- [WRITTEN EXERCISE]
What follows is a set of entries. Repeat them exactly, but not their pictures.

- [DATA SECTION]
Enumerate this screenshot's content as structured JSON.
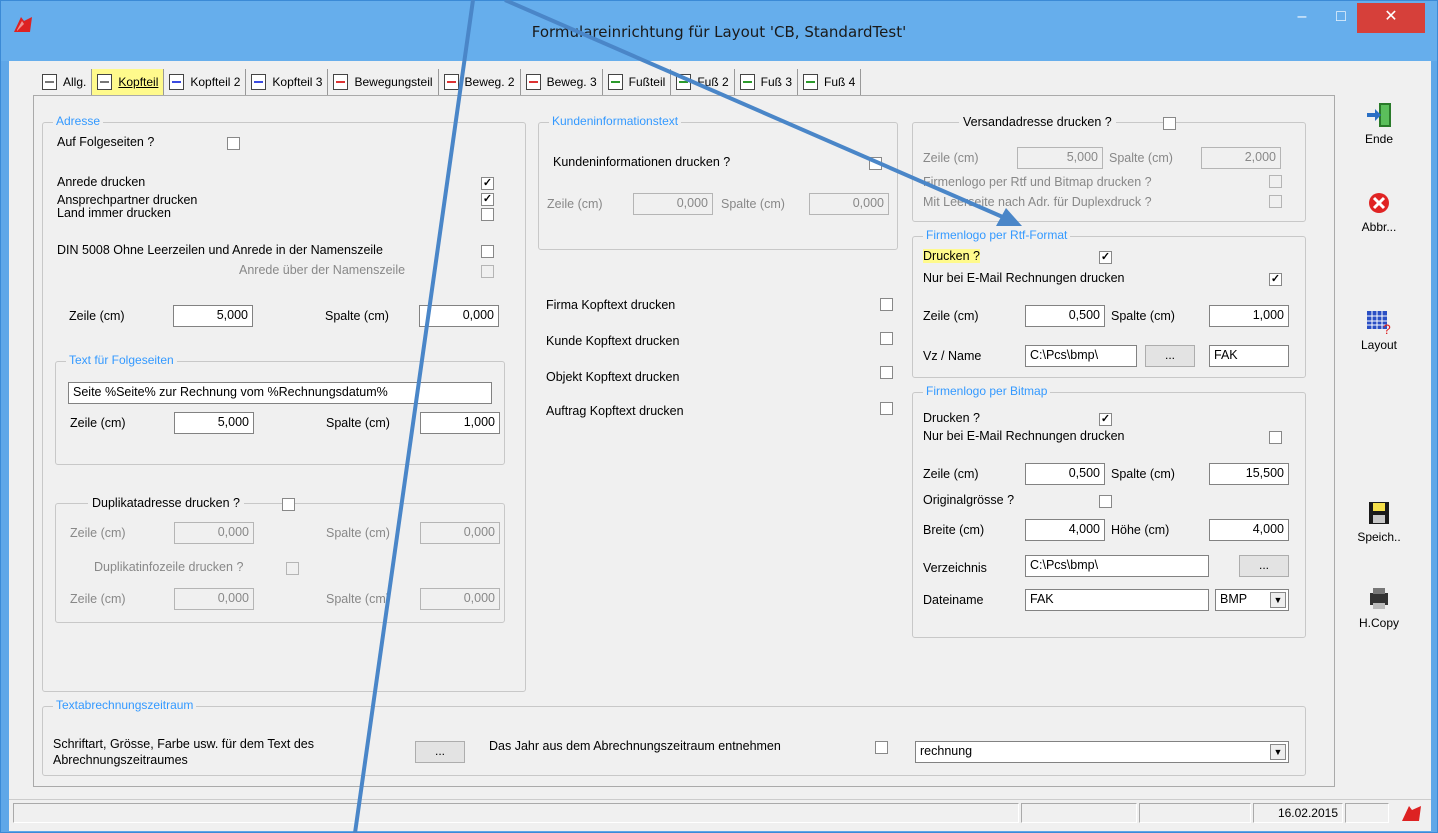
{
  "window": {
    "title": "Formulareinrichtung für Layout 'CB, StandardTest'",
    "min": "–",
    "max": "□",
    "close": "✕"
  },
  "tabs": [
    {
      "label": "Allg.",
      "icon": "white"
    },
    {
      "label": "Kopfteil",
      "icon": "white",
      "active": true
    },
    {
      "label": "Kopfteil 2",
      "icon": "blue"
    },
    {
      "label": "Kopfteil 3",
      "icon": "blue"
    },
    {
      "label": "Bewegungsteil",
      "icon": "red"
    },
    {
      "label": "Beweg. 2",
      "icon": "red"
    },
    {
      "label": "Beweg. 3",
      "icon": "red"
    },
    {
      "label": "Fußteil",
      "icon": "green"
    },
    {
      "label": "Fuß 2",
      "icon": "green"
    },
    {
      "label": "Fuß 3",
      "icon": "green"
    },
    {
      "label": "Fuß 4",
      "icon": "green"
    }
  ],
  "adresse": {
    "legend": "Adresse",
    "auf_folgeseiten": "Auf Folgeseiten ?",
    "anrede_drucken": "Anrede  drucken",
    "ansprechpartner": "Ansprechpartner drucken",
    "land_immer": "Land immer drucken",
    "din5008": "DIN 5008 Ohne Leerzeilen und Anrede in der Namenszeile",
    "anrede_ueber": "Anrede  über der Namenszeile",
    "zeile_label": "Zeile (cm)",
    "zeile": "5,000",
    "spalte_label": "Spalte (cm)",
    "spalte": "0,000"
  },
  "folgeseiten": {
    "legend": "Text für Folgeseiten",
    "text": "Seite %Seite% zur Rechnung vom %Rechnungsdatum%",
    "zeile_label": "Zeile (cm)",
    "zeile": "5,000",
    "spalte_label": "Spalte (cm)",
    "spalte": "1,000"
  },
  "duplikat": {
    "label": "Duplikatadresse drucken ?",
    "zeile_label": "Zeile  (cm)",
    "zeile": "0,000",
    "spalte_label": "Spalte (cm)",
    "spalte": "0,000",
    "info_label": "Duplikatinfozeile drucken ?",
    "zeile2": "0,000",
    "spalte2": "0,000"
  },
  "kundeninfo": {
    "legend": "Kundeninformationstext",
    "drucken": "Kundeninformationen drucken ?",
    "zeile_label": "Zeile (cm)",
    "zeile": "0,000",
    "spalte_label": "Spalte (cm)",
    "spalte": "0,000"
  },
  "kopftexte": [
    "Firma Kopftext drucken",
    "Kunde Kopftext drucken",
    "Objekt Kopftext drucken",
    "Auftrag Kopftext drucken"
  ],
  "versand": {
    "label": "Versandadresse drucken ?",
    "zeile_label": "Zeile  (cm)",
    "zeile": "5,000",
    "spalte_label": "Spalte (cm)",
    "spalte": "2,000",
    "rtf_bitmap": "Firmenlogo per Rtf und Bitmap drucken ?",
    "leerseite": "Mit Leerseite nach Adr. für Duplexdruck ?"
  },
  "rtf": {
    "legend": "Firmenlogo per Rtf-Format",
    "drucken": "Drucken ?",
    "email": "Nur bei E-Mail Rechnungen drucken",
    "zeile_label": "Zeile (cm)",
    "zeile": "0,500",
    "spalte_label": "Spalte (cm)",
    "spalte": "1,000",
    "vz_label": "Vz / Name",
    "vz": "C:\\Pcs\\bmp\\",
    "browse": "...",
    "name": "FAK"
  },
  "bitmap": {
    "legend": "Firmenlogo per Bitmap",
    "drucken": "Drucken ?",
    "email": "Nur bei E-Mail Rechnungen drucken",
    "zeile_label": "Zeile (cm)",
    "zeile": "0,500",
    "spalte_label": "Spalte (cm)",
    "spalte": "15,500",
    "original": "Originalgrösse ?",
    "breite_label": "Breite (cm)",
    "breite": "4,000",
    "hoehe_label": "Höhe (cm)",
    "hoehe": "4,000",
    "verz_label": "Verzeichnis",
    "verz": "C:\\Pcs\\bmp\\",
    "browse": "...",
    "datei_label": "Dateiname",
    "datei": "FAK",
    "ext": "BMP"
  },
  "zeitraum": {
    "legend": "Textabrechnungszeitraum",
    "schrift": "Schriftart, Grösse, Farbe usw. für dem Text des",
    "schrift2": "Abrechnungszeitraumes",
    "btn": "...",
    "jahr": "Das Jahr aus dem Abrechnungszeitraum entnehmen",
    "select": "rechnung"
  },
  "side": {
    "ende": "Ende",
    "abbr": "Abbr...",
    "layout": "Layout",
    "speich": "Speich..",
    "hcopy": "H.Copy"
  },
  "status": {
    "date": "16.02.2015"
  },
  "colors": {
    "titlebar": "#66aeec",
    "close": "#d6403a",
    "legend": "#3399ff",
    "arrow": "#4a86c8",
    "highlight": "#fffa8c"
  }
}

- [RIGHT ANSWER]
Enumerate this screenshot's content as structured JSON.
{
  "window": {
    "title": "Formulareinrichtung für Layout 'CB, StandardTest'",
    "min": "–",
    "max": "□",
    "close": "✕"
  },
  "tabs": [
    {
      "label": "Allg.",
      "icon": "white"
    },
    {
      "label": "Kopfteil",
      "icon": "white",
      "active": true
    },
    {
      "label": "Kopfteil 2",
      "icon": "blue"
    },
    {
      "label": "Kopfteil 3",
      "icon": "blue"
    },
    {
      "label": "Bewegungsteil",
      "icon": "red"
    },
    {
      "label": "Beweg. 2",
      "icon": "red"
    },
    {
      "label": "Beweg. 3",
      "icon": "red"
    },
    {
      "label": "Fußteil",
      "icon": "green"
    },
    {
      "label": "Fuß 2",
      "icon": "green"
    },
    {
      "label": "Fuß 3",
      "icon": "green"
    },
    {
      "label": "Fuß 4",
      "icon": "green"
    }
  ],
  "adresse": {
    "legend": "Adresse",
    "auf_folgeseiten": "Auf Folgeseiten ?",
    "anrede_drucken": "Anrede  drucken",
    "ansprechpartner": "Ansprechpartner drucken",
    "land_immer": "Land immer drucken",
    "din5008": "DIN 5008 Ohne Leerzeilen und Anrede in der Namenszeile",
    "anrede_ueber": "Anrede  über der Namenszeile",
    "zeile_label": "Zeile (cm)",
    "zeile": "5,000",
    "spalte_label": "Spalte (cm)",
    "spalte": "0,000"
  },
  "folgeseiten": {
    "legend": "Text für Folgeseiten",
    "text": "Seite %Seite% zur Rechnung vom %Rechnungsdatum%",
    "zeile_label": "Zeile (cm)",
    "zeile": "5,000",
    "spalte_label": "Spalte (cm)",
    "spalte": "1,000"
  },
  "duplikat": {
    "label": "Duplikatadresse drucken ?",
    "zeile_label": "Zeile  (cm)",
    "zeile": "0,000",
    "spalte_label": "Spalte (cm)",
    "spalte": "0,000",
    "info_label": "Duplikatinfozeile drucken ?",
    "zeile2": "0,000",
    "spalte2": "0,000"
  },
  "kundeninfo": {
    "legend": "Kundeninformationstext",
    "drucken": "Kundeninformationen drucken ?",
    "zeile_label": "Zeile (cm)",
    "zeile": "0,000",
    "spalte_label": "Spalte (cm)",
    "spalte": "0,000"
  },
  "kopftexte": [
    "Firma Kopftext drucken",
    "Kunde Kopftext drucken",
    "Objekt Kopftext drucken",
    "Auftrag Kopftext drucken"
  ],
  "versand": {
    "label": "Versandadresse drucken ?",
    "zeile_label": "Zeile  (cm)",
    "zeile": "5,000",
    "spalte_label": "Spalte (cm)",
    "spalte": "2,000",
    "rtf_bitmap": "Firmenlogo per Rtf und Bitmap drucken ?",
    "leerseite": "Mit Leerseite nach Adr. für Duplexdruck ?"
  },
  "rtf": {
    "legend": "Firmenlogo per Rtf-Format",
    "drucken": "Drucken ?",
    "email": "Nur bei E-Mail Rechnungen drucken",
    "zeile_label": "Zeile (cm)",
    "zeile": "0,500",
    "spalte_label": "Spalte (cm)",
    "spalte": "1,000",
    "vz_label": "Vz / Name",
    "vz": "C:\\Pcs\\bmp\\",
    "browse": "...",
    "name": "FAK"
  },
  "bitmap": {
    "legend": "Firmenlogo per Bitmap",
    "drucken": "Drucken ?",
    "email": "Nur bei E-Mail Rechnungen drucken",
    "zeile_label": "Zeile (cm)",
    "zeile": "0,500",
    "spalte_label": "Spalte (cm)",
    "spalte": "15,500",
    "original": "Originalgrösse ?",
    "breite_label": "Breite (cm)",
    "breite": "4,000",
    "hoehe_label": "Höhe (cm)",
    "hoehe": "4,000",
    "verz_label": "Verzeichnis",
    "verz": "C:\\Pcs\\bmp\\",
    "browse": "...",
    "datei_label": "Dateiname",
    "datei": "FAK",
    "ext": "BMP"
  },
  "zeitraum": {
    "legend": "Textabrechnungszeitraum",
    "schrift": "Schriftart, Grösse, Farbe usw. für dem Text des",
    "schrift2": "Abrechnungszeitraumes",
    "btn": "...",
    "jahr": "Das Jahr aus dem Abrechnungszeitraum entnehmen",
    "select": "rechnung"
  },
  "side": {
    "ende": "Ende",
    "abbr": "Abbr...",
    "layout": "Layout",
    "speich": "Speich..",
    "hcopy": "H.Copy"
  },
  "status": {
    "date": "16.02.2015"
  },
  "colors": {
    "titlebar": "#66aeec",
    "close": "#d6403a",
    "legend": "#3399ff",
    "arrow": "#4a86c8",
    "highlight": "#fffa8c"
  }
}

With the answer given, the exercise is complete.